Stored data entries
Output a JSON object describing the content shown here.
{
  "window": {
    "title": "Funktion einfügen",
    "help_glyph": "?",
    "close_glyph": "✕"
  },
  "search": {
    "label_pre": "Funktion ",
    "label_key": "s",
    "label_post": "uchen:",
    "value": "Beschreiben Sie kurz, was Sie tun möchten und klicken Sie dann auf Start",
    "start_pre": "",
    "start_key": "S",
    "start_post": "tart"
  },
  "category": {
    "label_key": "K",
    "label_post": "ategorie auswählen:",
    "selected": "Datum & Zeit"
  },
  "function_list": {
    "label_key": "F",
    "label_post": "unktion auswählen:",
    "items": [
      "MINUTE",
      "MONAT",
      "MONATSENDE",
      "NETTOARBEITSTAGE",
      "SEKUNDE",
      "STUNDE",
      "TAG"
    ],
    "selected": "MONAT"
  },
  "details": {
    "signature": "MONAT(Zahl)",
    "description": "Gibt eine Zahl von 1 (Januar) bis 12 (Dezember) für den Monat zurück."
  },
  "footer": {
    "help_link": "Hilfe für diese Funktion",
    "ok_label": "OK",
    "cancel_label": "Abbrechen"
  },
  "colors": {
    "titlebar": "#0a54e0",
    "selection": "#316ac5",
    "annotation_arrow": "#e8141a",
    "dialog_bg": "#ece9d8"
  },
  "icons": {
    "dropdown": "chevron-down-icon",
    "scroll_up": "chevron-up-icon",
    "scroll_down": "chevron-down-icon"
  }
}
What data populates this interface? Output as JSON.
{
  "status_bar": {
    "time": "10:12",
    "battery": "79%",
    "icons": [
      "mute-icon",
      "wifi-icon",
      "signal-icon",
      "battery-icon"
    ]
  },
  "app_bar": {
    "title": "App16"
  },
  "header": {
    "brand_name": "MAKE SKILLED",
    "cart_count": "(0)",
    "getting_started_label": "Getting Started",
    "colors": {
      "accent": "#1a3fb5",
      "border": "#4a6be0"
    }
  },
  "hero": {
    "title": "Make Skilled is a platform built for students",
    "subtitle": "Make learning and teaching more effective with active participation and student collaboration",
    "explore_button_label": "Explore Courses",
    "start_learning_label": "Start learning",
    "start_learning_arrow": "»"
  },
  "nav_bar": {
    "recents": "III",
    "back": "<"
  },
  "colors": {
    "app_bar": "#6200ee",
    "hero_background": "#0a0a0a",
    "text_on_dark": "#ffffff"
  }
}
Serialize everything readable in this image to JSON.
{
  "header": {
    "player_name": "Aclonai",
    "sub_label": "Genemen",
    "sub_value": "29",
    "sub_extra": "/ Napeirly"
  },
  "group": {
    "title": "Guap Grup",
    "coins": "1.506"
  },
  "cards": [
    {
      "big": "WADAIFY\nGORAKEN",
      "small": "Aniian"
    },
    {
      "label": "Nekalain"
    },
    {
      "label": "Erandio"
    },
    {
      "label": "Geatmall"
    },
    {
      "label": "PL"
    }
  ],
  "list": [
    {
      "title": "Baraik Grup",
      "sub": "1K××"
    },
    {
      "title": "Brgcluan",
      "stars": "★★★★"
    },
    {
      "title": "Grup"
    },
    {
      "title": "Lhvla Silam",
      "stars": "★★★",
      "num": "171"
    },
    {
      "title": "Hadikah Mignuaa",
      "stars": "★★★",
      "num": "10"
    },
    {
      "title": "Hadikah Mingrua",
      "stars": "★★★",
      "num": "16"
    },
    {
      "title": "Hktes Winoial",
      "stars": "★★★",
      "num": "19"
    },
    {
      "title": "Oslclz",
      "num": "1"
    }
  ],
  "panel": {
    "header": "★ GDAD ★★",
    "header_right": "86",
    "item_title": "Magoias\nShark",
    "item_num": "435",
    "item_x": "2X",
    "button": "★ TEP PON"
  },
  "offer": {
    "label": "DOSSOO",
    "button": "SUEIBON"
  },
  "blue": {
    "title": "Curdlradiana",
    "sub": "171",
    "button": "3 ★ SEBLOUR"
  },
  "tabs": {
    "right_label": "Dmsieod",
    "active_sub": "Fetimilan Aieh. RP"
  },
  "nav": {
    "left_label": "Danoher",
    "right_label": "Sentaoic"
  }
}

**The request:**
Repeat the records above exactly as they appear.

**Answer to the problem:**
Output a JSON object describing the content shown here.
{
  "window": {
    "title": "Funktion einfügen",
    "help_glyph": "?",
    "close_glyph": "✕"
  },
  "search": {
    "label_pre": "Funktion ",
    "label_key": "s",
    "label_post": "uchen:",
    "value": "Beschreiben Sie kurz, was Sie tun möchten und klicken Sie dann auf Start",
    "start_pre": "",
    "start_key": "S",
    "start_post": "tart"
  },
  "category": {
    "label_key": "K",
    "label_post": "ategorie auswählen:",
    "selected": "Datum & Zeit"
  },
  "function_list": {
    "label_key": "F",
    "label_post": "unktion auswählen:",
    "items": [
      "MINUTE",
      "MONAT",
      "MONATSENDE",
      "NETTOARBEITSTAGE",
      "SEKUNDE",
      "STUNDE",
      "TAG"
    ],
    "selected": "MONAT"
  },
  "details": {
    "signature": "MONAT(Zahl)",
    "description": "Gibt eine Zahl von 1 (Januar) bis 12 (Dezember) für den Monat zurück."
  },
  "footer": {
    "help_link": "Hilfe für diese Funktion",
    "ok_label": "OK",
    "cancel_label": "Abbrechen"
  },
  "colors": {
    "titlebar": "#0a54e0",
    "selection": "#316ac5",
    "annotation_arrow": "#e8141a",
    "dialog_bg": "#ece9d8"
  },
  "icons": {
    "dropdown": "chevron-down-icon",
    "scroll_up": "chevron-up-icon",
    "scroll_down": "chevron-down-icon"
  }
}
What data populates this interface? Output as JSON.
{
  "status_bar": {
    "time": "10:12",
    "battery": "79%",
    "icons": [
      "mute-icon",
      "wifi-icon",
      "signal-icon",
      "battery-icon"
    ]
  },
  "app_bar": {
    "title": "App16"
  },
  "header": {
    "brand_name": "MAKE SKILLED",
    "cart_count": "(0)",
    "getting_started_label": "Getting Started",
    "colors": {
      "accent": "#1a3fb5",
      "border": "#4a6be0"
    }
  },
  "hero": {
    "title": "Make Skilled is a platform built for students",
    "subtitle": "Make learning and teaching more effective with active participation and student collaboration",
    "explore_button_label": "Explore Courses",
    "start_learning_label": "Start learning",
    "start_learning_arrow": "»"
  },
  "nav_bar": {
    "recents": "III",
    "back": "<"
  },
  "colors": {
    "app_bar": "#6200ee",
    "hero_background": "#0a0a0a",
    "text_on_dark": "#ffffff"
  }
}
Serialize everything readable in this image to JSON.
{
  "header": {
    "player_name": "Aclonai",
    "sub_label": "Genemen",
    "sub_value": "29",
    "sub_extra": "/ Napeirly"
  },
  "group": {
    "title": "Guap Grup",
    "coins": "1.506"
  },
  "cards": [
    {
      "big": "WADAIFY\nGORAKEN",
      "small": "Aniian"
    },
    {
      "label": "Nekalain"
    },
    {
      "label": "Erandio"
    },
    {
      "label": "Geatmall"
    },
    {
      "label": "PL"
    }
  ],
  "list": [
    {
      "title": "Baraik Grup",
      "sub": "1K××"
    },
    {
      "title": "Brgcluan",
      "stars": "★★★★"
    },
    {
      "title": "Grup"
    },
    {
      "title": "Lhvla Silam",
      "stars": "★★★",
      "num": "171"
    },
    {
      "title": "Hadikah Mignuaa",
      "stars": "★★★",
      "num": "10"
    },
    {
      "title": "Hadikah Mingrua",
      "stars": "★★★",
      "num": "16"
    },
    {
      "title": "Hktes Winoial",
      "stars": "★★★",
      "num": "19"
    },
    {
      "title": "Oslclz",
      "num": "1"
    }
  ],
  "panel": {
    "header": "★ GDAD ★★",
    "header_right": "86",
    "item_title": "Magoias\nShark",
    "item_num": "435",
    "item_x": "2X",
    "button": "★ TEP PON"
  },
  "offer": {
    "label": "DOSSOO",
    "button": "SUEIBON"
  },
  "blue": {
    "title": "Curdlradiana",
    "sub": "171",
    "button": "3 ★ SEBLOUR"
  },
  "tabs": {
    "right_label": "Dmsieod",
    "active_sub": "Fetimilan Aieh. RP"
  },
  "nav": {
    "left_label": "Danoher",
    "right_label": "Sentaoic"
  }
}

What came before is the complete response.